►

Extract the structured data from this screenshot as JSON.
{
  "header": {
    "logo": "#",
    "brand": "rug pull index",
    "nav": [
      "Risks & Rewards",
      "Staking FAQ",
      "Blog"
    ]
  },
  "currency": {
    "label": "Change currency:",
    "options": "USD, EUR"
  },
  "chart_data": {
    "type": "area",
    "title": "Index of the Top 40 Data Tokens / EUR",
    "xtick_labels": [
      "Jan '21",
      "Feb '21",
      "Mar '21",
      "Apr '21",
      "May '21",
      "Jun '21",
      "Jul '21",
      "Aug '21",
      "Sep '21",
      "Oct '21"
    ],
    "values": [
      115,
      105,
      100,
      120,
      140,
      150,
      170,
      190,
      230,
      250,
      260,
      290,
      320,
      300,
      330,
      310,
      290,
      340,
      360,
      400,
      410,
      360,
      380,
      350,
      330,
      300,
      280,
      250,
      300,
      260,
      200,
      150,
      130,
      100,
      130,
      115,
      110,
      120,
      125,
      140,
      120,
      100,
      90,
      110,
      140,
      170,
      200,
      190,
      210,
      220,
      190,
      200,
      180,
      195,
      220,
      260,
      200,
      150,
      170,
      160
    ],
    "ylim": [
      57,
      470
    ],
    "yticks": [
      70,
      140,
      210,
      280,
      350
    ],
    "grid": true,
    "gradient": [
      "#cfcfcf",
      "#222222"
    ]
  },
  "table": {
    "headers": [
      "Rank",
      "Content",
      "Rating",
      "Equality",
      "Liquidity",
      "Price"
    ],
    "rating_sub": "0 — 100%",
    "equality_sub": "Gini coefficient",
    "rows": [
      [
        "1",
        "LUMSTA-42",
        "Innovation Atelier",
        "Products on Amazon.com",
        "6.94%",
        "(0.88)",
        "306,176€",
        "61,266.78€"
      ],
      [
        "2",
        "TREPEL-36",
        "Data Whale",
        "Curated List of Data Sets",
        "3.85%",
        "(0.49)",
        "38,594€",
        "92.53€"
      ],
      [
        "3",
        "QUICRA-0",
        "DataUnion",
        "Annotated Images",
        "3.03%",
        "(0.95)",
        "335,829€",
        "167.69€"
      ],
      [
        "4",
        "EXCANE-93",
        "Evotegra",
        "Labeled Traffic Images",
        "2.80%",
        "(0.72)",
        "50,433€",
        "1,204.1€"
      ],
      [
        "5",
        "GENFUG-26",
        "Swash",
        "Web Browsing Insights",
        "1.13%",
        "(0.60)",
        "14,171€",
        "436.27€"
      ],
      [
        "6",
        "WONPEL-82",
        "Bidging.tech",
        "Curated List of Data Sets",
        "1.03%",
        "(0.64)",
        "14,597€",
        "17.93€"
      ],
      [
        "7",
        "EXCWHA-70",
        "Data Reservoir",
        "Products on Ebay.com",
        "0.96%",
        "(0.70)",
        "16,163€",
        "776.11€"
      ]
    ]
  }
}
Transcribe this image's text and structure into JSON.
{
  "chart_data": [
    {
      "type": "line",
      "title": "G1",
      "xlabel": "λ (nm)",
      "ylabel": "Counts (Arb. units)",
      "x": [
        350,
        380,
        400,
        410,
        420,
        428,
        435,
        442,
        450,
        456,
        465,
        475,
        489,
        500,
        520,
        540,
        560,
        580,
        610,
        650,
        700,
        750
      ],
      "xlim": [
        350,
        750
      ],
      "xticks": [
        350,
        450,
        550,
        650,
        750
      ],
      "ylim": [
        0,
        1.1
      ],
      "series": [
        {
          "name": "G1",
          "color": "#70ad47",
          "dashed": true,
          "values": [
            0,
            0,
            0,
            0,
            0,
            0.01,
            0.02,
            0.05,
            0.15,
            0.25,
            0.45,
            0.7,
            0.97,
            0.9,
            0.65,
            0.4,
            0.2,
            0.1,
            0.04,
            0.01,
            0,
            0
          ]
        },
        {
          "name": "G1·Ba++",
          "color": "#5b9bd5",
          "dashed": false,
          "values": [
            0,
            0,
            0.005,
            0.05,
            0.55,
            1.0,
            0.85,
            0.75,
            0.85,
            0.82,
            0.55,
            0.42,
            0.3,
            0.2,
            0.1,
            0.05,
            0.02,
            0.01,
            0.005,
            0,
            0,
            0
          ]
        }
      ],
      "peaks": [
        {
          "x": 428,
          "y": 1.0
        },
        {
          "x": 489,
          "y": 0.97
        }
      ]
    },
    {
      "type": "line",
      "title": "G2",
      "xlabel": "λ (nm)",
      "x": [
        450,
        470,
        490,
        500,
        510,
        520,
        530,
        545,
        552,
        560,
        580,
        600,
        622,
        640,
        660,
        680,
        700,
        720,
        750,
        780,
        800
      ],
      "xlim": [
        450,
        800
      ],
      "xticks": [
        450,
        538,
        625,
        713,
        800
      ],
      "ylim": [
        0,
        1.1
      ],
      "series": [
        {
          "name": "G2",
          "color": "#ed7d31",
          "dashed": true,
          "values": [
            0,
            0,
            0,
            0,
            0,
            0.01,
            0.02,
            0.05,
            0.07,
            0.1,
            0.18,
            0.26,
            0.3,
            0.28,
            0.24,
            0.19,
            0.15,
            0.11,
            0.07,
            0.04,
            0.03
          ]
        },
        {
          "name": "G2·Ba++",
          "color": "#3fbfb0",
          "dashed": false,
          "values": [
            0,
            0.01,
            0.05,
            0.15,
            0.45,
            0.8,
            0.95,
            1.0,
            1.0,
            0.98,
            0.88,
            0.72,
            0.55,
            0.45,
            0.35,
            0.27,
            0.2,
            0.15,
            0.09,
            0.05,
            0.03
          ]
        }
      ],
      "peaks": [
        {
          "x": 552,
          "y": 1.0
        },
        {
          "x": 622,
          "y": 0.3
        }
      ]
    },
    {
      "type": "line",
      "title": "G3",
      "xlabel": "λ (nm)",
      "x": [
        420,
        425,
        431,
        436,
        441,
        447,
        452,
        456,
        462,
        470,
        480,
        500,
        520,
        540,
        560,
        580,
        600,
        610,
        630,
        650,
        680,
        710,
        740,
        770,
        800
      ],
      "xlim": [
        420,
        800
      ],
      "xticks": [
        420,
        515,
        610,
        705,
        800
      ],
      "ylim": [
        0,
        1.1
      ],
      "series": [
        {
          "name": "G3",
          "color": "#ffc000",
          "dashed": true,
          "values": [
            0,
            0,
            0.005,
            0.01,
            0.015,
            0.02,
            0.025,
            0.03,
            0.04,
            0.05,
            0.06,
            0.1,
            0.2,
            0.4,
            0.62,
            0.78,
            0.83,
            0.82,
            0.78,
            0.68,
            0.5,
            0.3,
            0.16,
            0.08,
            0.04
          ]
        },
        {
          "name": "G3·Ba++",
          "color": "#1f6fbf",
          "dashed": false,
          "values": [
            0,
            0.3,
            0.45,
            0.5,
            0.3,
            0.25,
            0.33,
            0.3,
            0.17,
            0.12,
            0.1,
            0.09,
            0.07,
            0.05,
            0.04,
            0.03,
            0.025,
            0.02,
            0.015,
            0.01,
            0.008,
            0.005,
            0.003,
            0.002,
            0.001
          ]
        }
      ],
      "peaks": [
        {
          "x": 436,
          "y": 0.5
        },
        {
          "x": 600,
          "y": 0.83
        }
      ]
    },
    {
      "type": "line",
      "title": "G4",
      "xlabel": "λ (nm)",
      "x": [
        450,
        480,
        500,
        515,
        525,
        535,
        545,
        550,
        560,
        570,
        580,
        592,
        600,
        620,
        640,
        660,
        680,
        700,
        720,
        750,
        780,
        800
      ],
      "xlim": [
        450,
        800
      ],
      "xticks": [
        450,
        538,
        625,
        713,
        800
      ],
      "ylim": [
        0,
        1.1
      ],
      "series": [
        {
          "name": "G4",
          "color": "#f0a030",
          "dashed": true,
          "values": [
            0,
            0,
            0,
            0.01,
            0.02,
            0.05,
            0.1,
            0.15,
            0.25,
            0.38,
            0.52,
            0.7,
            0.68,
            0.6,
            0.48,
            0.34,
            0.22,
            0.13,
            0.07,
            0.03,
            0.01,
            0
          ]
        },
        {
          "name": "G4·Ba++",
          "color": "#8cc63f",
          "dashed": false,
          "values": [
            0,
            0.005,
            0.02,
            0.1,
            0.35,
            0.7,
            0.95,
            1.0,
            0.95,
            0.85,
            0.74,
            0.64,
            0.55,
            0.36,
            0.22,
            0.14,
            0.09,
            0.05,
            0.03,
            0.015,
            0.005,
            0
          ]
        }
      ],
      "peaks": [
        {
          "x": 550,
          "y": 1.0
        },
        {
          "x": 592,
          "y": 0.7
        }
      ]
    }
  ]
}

◄

### Work to complete
Copy each line of the listing in which the word "title" can be found.

### Written answer
    "title": "Index of the Top 40 Data Tokens / EUR",
      "title": "G1",
      "title": "G2",
      "title": "G3",
      "title": "G4",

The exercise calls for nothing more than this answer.